▸ What the task requires
Go to the line that contains "Transcribe the text in this document.", then write out that line and all that follow to the end of the listing, exactly and without pictures.

BEGIN Entries supplied

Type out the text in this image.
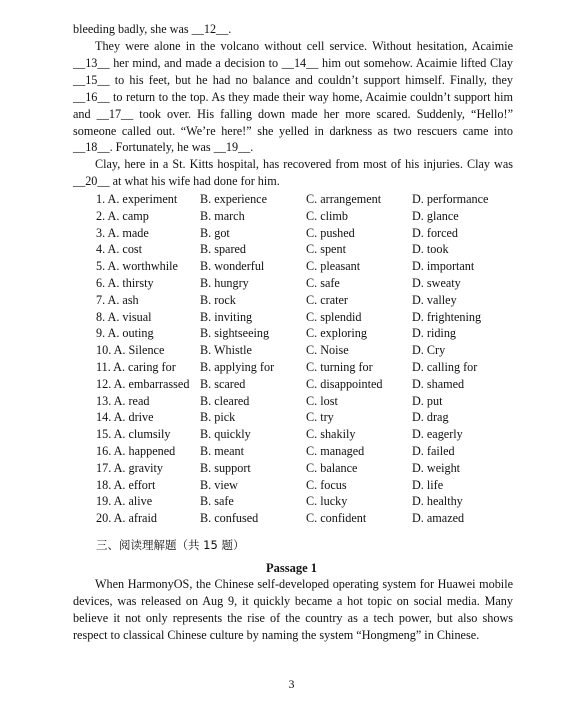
bleeding badly, she was __12__.
They were alone in the volcano without cell service. Without hesitation, Acaimie __13__ her mind, and made a decision to __14__ him out somehow. Acaimie lifted Clay __15__ to his feet, but he had no balance and couldn’t support himself. Finally, they __16__ to return to the top. As they made their way home, Acaimie couldn’t support him and __17__ took over. His falling down made her more scared. Suddenly, “Hello!” someone called out. “We’re here!” she yelled in darkness as two rescuers came into __18__. Fortunately, he was __19__.
Clay, here in a St. Kitts hospital, has recovered from most of his injuries. Clay was __20__ at what his wife had done for him.
1. A. experiment	B. experience	C. arrangement	D. performance
2. A. camp	B. march	C. climb	D. glance
3. A. made	B. got	C. pushed	D. forced
4. A. cost	B. spared	C. spent	D. took
5. A. worthwhile	B. wonderful	C. pleasant	D. important
6. A. thirsty	B. hungry	C. safe	D. sweaty
7. A. ash	B. rock	C. crater	D. valley
8. A. visual	B. inviting	C. splendid	D. frightening
9. A. outing	B. sightseeing	C. exploring	D. riding
10. A. Silence	B. Whistle	C. Noise	D. Cry
11. A. caring for	B. applying for	C. turning for	D. calling for
12. A. embarrassed B. scared	C. disappointed	D. shamed
13. A. read	B. cleared	C. lost	D. put
14. A. drive	B. pick	C. try	D. drag
15. A. clumsily	B. quickly	C. shakily	D. eagerly
16. A. happened	B. meant	C. managed	D. failed
17. A. gravity	B. support	C. balance	D. weight
18. A. effort	B. view	C. focus	D. life
19. A. alive	B. safe	C. lucky	D. healthy
20. A. afraid	B. confused	C. confident	D. amazed
三、阅读理解题（共 15 题）
Passage 1
When HarmonyOS, the Chinese self-developed operating system for Huawei mobile devices, was released on Aug 9, it quickly became a hot topic on social media. Many believe it not only represents the rise of the country as a tech power, but also shows respect to classical Chinese culture by naming the system “Hongmeng” in Chinese.
3
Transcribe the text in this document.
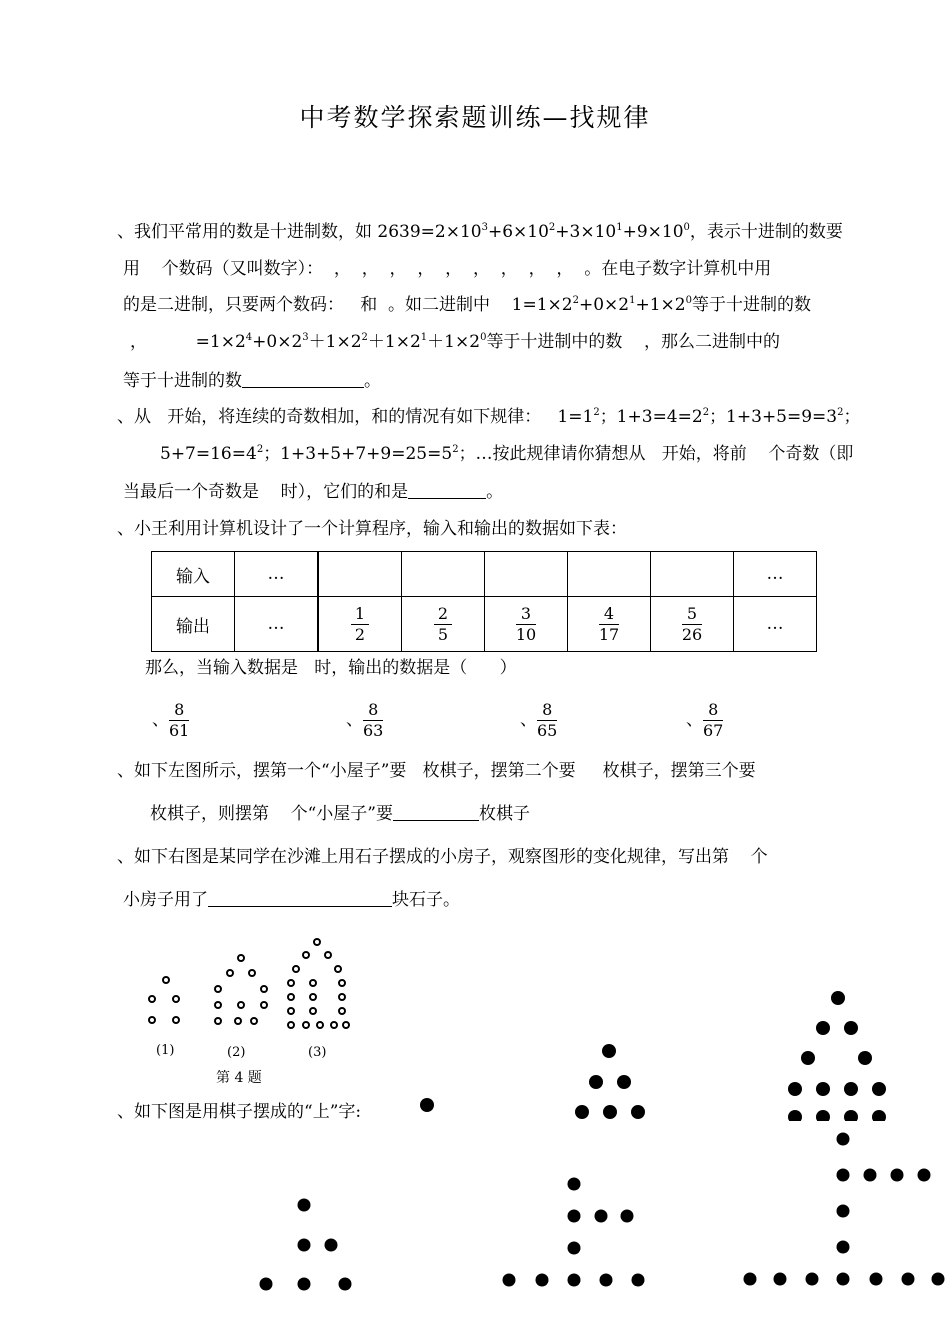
中考数学探索题训练—找规律
、我们平常用的数是十进制数，如 $2639=2\times 10^3+6\times 10^2+3\times 10^1+9\times 10^0$，表示十进制的数要
用    个数码（又叫数字）：  ，  ，  ，  ，  ，  ，  ，  ，  ，  。在电子数字计算机中用
的是二进制，只要两个数码：   和  。如二进制中    $1=1\times 2^2+0\times 2^1+1\times 2^0$等于十进制的数
，         $=1\times 2^4+0\times 2^3+1\times 2^2+1\times 2^1+1\times 2^0$等于十进制中的数    ，那么二进制中的
等于十进制的数	。
、从   开始，将连续的奇数相加，和的情况有如下规律：   $1=1^2$；$1+3=4=2^2$；$1+3+5=9=3^2$；
$5+7=16=4^2$；$1+3+5+7+9=25=5^2$；…按此规律请你猜想从   开始，将前    个奇数（即
当最后一个奇数是    时），它们的和是	。
、小王利用计算机设计了一个计算程序，输入和输出的数据如下表：
输入	…						…
输出	…	$\frac{1}{2}$	$\frac{2}{5}$	$\frac{3}{10}$	$\frac{4}{17}$	$\frac{5}{26}$	…
那么，当输入数据是   时，输出的数据是（      ）
、 $\frac{8}{61}$	、 $\frac{8}{63}$	、 $\frac{8}{65}$	、 $\frac{8}{67}$
、如下左图所示，摆第一个“小屋子”要   枚棋子，摆第二个要     枚棋子，摆第三个要
枚棋子，则摆第    个“小屋子”要	枚棋子
、如下右图是某同学在沙滩上用石子摆成的小房子，观察图形的变化规律，写出第    个
小房子用了	块石子。
(1)	(2)	(3)
第 4 题
、如下图是用棋子摆成的“上”字:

END Entries supplied

▸ Answer
Transcribe the text in this document.
中考数学探索题训练—找规律
、我们平常用的数是十进制数，如 $2639=2\times 10^3+6\times 10^2+3\times 10^1+9\times 10^0$，表示十进制的数要
用    个数码（又叫数字）：  ，  ，  ，  ，  ，  ，  ，  ，  ，  。在电子数字计算机中用
的是二进制，只要两个数码：   和  。如二进制中    $1=1\times 2^2+0\times 2^1+1\times 2^0$等于十进制的数
，         $=1\times 2^4+0\times 2^3+1\times 2^2+1\times 2^1+1\times 2^0$等于十进制中的数    ，那么二进制中的
等于十进制的数	。
、从   开始，将连续的奇数相加，和的情况有如下规律：   $1=1^2$；$1+3=4=2^2$；$1+3+5=9=3^2$；
$5+7=16=4^2$；$1+3+5+7+9=25=5^2$；…按此规律请你猜想从   开始，将前    个奇数（即
当最后一个奇数是    时），它们的和是	。
、小王利用计算机设计了一个计算程序，输入和输出的数据如下表：
输入	…						…
输出	…	$\frac{1}{2}$	$\frac{2}{5}$	$\frac{3}{10}$	$\frac{4}{17}$	$\frac{5}{26}$	…
那么，当输入数据是   时，输出的数据是（      ）
、 $\frac{8}{61}$	、 $\frac{8}{63}$	、 $\frac{8}{65}$	、 $\frac{8}{67}$
、如下左图所示，摆第一个“小屋子”要   枚棋子，摆第二个要     枚棋子，摆第三个要
枚棋子，则摆第    个“小屋子”要	枚棋子
、如下右图是某同学在沙滩上用石子摆成的小房子，观察图形的变化规律，写出第    个
小房子用了	块石子。
(1)	(2)	(3)
第 4 题
、如下图是用棋子摆成的“上”字:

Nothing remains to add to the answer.